| WHAT IS NEEDED |
Quote, without any change, the line that contains "What's the underlying" and all lines that follow it to the end of the data below.

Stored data
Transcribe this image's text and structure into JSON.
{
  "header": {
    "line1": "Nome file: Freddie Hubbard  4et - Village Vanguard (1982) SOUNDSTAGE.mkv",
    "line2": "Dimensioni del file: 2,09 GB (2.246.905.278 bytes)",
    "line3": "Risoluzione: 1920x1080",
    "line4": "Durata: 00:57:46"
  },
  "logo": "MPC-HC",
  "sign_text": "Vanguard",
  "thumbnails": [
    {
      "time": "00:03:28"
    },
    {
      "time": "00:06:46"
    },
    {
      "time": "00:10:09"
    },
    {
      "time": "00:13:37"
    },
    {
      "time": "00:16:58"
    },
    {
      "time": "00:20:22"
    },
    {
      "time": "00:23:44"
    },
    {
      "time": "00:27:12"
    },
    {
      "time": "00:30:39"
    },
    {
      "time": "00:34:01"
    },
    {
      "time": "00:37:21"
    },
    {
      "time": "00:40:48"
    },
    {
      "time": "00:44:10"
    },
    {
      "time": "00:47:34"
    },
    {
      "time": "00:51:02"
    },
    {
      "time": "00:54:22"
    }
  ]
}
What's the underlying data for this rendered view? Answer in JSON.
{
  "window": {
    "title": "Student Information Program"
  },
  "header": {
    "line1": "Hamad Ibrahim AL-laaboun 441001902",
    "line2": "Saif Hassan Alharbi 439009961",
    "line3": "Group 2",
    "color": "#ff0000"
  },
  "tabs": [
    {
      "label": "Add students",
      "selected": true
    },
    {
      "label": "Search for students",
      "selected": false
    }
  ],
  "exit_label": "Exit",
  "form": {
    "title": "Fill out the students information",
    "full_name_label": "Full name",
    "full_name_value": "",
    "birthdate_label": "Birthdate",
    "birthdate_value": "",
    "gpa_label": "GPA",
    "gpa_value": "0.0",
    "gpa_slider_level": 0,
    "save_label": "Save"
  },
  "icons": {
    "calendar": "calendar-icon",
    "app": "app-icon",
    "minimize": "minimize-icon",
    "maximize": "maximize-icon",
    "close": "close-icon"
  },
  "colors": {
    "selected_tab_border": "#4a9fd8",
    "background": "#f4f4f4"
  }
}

| CORRECT ANSWER |
What's the underlying data for this rendered view? Answer in JSON.
{
  "window": {
    "title": "Student Information Program"
  },
  "header": {
    "line1": "Hamad Ibrahim AL-laaboun 441001902",
    "line2": "Saif Hassan Alharbi 439009961",
    "line3": "Group 2",
    "color": "#ff0000"
  },
  "tabs": [
    {
      "label": "Add students",
      "selected": true
    },
    {
      "label": "Search for students",
      "selected": false
    }
  ],
  "exit_label": "Exit",
  "form": {
    "title": "Fill out the students information",
    "full_name_label": "Full name",
    "full_name_value": "",
    "birthdate_label": "Birthdate",
    "birthdate_value": "",
    "gpa_label": "GPA",
    "gpa_value": "0.0",
    "gpa_slider_level": 0,
    "save_label": "Save"
  },
  "icons": {
    "calendar": "calendar-icon",
    "app": "app-icon",
    "minimize": "minimize-icon",
    "maximize": "maximize-icon",
    "close": "close-icon"
  },
  "colors": {
    "selected_tab_border": "#4a9fd8",
    "background": "#f4f4f4"
  }
}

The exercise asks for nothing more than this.